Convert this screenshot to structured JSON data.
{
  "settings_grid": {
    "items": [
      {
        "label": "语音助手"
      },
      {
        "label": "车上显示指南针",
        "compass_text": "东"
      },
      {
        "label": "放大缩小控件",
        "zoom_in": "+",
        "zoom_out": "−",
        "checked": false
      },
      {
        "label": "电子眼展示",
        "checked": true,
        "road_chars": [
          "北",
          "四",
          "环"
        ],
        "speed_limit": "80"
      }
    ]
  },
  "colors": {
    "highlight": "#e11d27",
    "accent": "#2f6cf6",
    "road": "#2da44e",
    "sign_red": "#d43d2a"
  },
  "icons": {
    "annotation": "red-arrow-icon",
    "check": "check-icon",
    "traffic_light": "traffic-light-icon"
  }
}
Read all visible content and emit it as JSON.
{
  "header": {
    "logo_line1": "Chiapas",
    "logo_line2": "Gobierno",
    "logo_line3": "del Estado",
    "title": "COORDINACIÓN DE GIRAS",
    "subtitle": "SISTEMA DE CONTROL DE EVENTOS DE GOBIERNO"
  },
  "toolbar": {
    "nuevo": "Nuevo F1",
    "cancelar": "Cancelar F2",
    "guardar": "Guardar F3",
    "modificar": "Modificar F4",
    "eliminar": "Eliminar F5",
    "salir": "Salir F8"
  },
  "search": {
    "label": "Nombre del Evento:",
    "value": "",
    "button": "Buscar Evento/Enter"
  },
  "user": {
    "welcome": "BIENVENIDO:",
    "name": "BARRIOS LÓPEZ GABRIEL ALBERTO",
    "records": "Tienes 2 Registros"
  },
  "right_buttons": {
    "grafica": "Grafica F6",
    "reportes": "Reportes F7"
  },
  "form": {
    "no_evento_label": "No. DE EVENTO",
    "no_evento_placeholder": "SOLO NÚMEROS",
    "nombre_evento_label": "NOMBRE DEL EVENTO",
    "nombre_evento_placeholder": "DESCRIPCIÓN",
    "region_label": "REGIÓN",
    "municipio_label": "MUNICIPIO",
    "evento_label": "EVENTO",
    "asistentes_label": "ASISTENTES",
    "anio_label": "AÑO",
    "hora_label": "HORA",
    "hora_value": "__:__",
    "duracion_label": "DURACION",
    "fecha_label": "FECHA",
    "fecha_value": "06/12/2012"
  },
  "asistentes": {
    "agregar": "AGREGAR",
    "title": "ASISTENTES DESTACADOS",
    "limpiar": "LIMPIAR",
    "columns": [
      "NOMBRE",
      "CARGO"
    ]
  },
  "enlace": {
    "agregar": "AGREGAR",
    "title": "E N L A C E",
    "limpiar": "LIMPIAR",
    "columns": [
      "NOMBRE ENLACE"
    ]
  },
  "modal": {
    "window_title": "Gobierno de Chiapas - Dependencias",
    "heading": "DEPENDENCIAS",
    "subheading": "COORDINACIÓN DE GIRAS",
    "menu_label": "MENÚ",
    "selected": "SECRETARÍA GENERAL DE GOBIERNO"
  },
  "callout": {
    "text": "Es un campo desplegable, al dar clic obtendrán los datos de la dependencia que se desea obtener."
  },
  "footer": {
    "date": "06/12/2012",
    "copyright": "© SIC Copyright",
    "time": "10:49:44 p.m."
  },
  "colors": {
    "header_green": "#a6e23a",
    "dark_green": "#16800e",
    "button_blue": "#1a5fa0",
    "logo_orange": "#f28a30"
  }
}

+++

Short problem:
Write out the whole listing again, exactly as it stands.

Solved exercise:
Convert this screenshot to structured JSON data.
{
  "settings_grid": {
    "items": [
      {
        "label": "语音助手"
      },
      {
        "label": "车上显示指南针",
        "compass_text": "东"
      },
      {
        "label": "放大缩小控件",
        "zoom_in": "+",
        "zoom_out": "−",
        "checked": false
      },
      {
        "label": "电子眼展示",
        "checked": true,
        "road_chars": [
          "北",
          "四",
          "环"
        ],
        "speed_limit": "80"
      }
    ]
  },
  "colors": {
    "highlight": "#e11d27",
    "accent": "#2f6cf6",
    "road": "#2da44e",
    "sign_red": "#d43d2a"
  },
  "icons": {
    "annotation": "red-arrow-icon",
    "check": "check-icon",
    "traffic_light": "traffic-light-icon"
  }
}
Read all visible content and emit it as JSON.
{
  "header": {
    "logo_line1": "Chiapas",
    "logo_line2": "Gobierno",
    "logo_line3": "del Estado",
    "title": "COORDINACIÓN DE GIRAS",
    "subtitle": "SISTEMA DE CONTROL DE EVENTOS DE GOBIERNO"
  },
  "toolbar": {
    "nuevo": "Nuevo F1",
    "cancelar": "Cancelar F2",
    "guardar": "Guardar F3",
    "modificar": "Modificar F4",
    "eliminar": "Eliminar F5",
    "salir": "Salir F8"
  },
  "search": {
    "label": "Nombre del Evento:",
    "value": "",
    "button": "Buscar Evento/Enter"
  },
  "user": {
    "welcome": "BIENVENIDO:",
    "name": "BARRIOS LÓPEZ GABRIEL ALBERTO",
    "records": "Tienes 2 Registros"
  },
  "right_buttons": {
    "grafica": "Grafica F6",
    "reportes": "Reportes F7"
  },
  "form": {
    "no_evento_label": "No. DE EVENTO",
    "no_evento_placeholder": "SOLO NÚMEROS",
    "nombre_evento_label": "NOMBRE DEL EVENTO",
    "nombre_evento_placeholder": "DESCRIPCIÓN",
    "region_label": "REGIÓN",
    "municipio_label": "MUNICIPIO",
    "evento_label": "EVENTO",
    "asistentes_label": "ASISTENTES",
    "anio_label": "AÑO",
    "hora_label": "HORA",
    "hora_value": "__:__",
    "duracion_label": "DURACION",
    "fecha_label": "FECHA",
    "fecha_value": "06/12/2012"
  },
  "asistentes": {
    "agregar": "AGREGAR",
    "title": "ASISTENTES DESTACADOS",
    "limpiar": "LIMPIAR",
    "columns": [
      "NOMBRE",
      "CARGO"
    ]
  },
  "enlace": {
    "agregar": "AGREGAR",
    "title": "E N L A C E",
    "limpiar": "LIMPIAR",
    "columns": [
      "NOMBRE ENLACE"
    ]
  },
  "modal": {
    "window_title": "Gobierno de Chiapas - Dependencias",
    "heading": "DEPENDENCIAS",
    "subheading": "COORDINACIÓN DE GIRAS",
    "menu_label": "MENÚ",
    "selected": "SECRETARÍA GENERAL DE GOBIERNO"
  },
  "callout": {
    "text": "Es un campo desplegable, al dar clic obtendrán los datos de la dependencia que se desea obtener."
  },
  "footer": {
    "date": "06/12/2012",
    "copyright": "© SIC Copyright",
    "time": "10:49:44 p.m."
  },
  "colors": {
    "header_green": "#a6e23a",
    "dark_green": "#16800e",
    "button_blue": "#1a5fa0",
    "logo_orange": "#f28a30"
  }
}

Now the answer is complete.